Part of a data file:
(begin)
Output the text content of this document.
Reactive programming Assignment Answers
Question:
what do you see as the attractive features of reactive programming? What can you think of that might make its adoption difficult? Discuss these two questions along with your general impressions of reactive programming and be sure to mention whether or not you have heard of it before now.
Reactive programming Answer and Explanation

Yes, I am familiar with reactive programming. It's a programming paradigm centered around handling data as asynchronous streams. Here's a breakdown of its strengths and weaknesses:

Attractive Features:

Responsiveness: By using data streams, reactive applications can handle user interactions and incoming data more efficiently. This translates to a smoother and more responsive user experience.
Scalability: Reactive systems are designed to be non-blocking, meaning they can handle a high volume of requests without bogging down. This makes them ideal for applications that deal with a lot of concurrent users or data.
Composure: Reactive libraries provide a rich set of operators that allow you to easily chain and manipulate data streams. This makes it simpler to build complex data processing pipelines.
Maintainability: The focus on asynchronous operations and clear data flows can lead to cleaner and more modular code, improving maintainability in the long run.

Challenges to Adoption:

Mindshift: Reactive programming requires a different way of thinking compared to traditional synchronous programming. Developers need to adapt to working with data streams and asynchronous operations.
(end)
The exercise: Output an exact copy of each record.

Response:
Output the text content of this document.
Reactive programming Assignment Answers
Question:
what do you see as the attractive features of reactive programming? What can you think of that might make its adoption difficult? Discuss these two questions along with your general impressions of reactive programming and be sure to mention whether or not you have heard of it before now.
Reactive programming Answer and Explanation

Yes, I am familiar with reactive programming. It's a programming paradigm centered around handling data as asynchronous streams. Here's a breakdown of its strengths and weaknesses:

Attractive Features:

Responsiveness: By using data streams, reactive applications can handle user interactions and incoming data more efficiently. This translates to a smoother and more responsive user experience.
Scalability: Reactive systems are designed to be non-blocking, meaning they can handle a high volume of requests without bogging down. This makes them ideal for applications that deal with a lot of concurrent users or data.
Composure: Reactive libraries provide a rich set of operators that allow you to easily chain and manipulate data streams. This makes it simpler to build complex data processing pipelines.
Maintainability: The focus on asynchronous operations and clear data flows can lead to cleaner and more modular code, improving maintainability in the long run.

Challenges to Adoption:

Mindshift: Reactive programming requires a different way of thinking compared to traditional synchronous programming. Developers need to adapt to working with data streams and asynchronous operations.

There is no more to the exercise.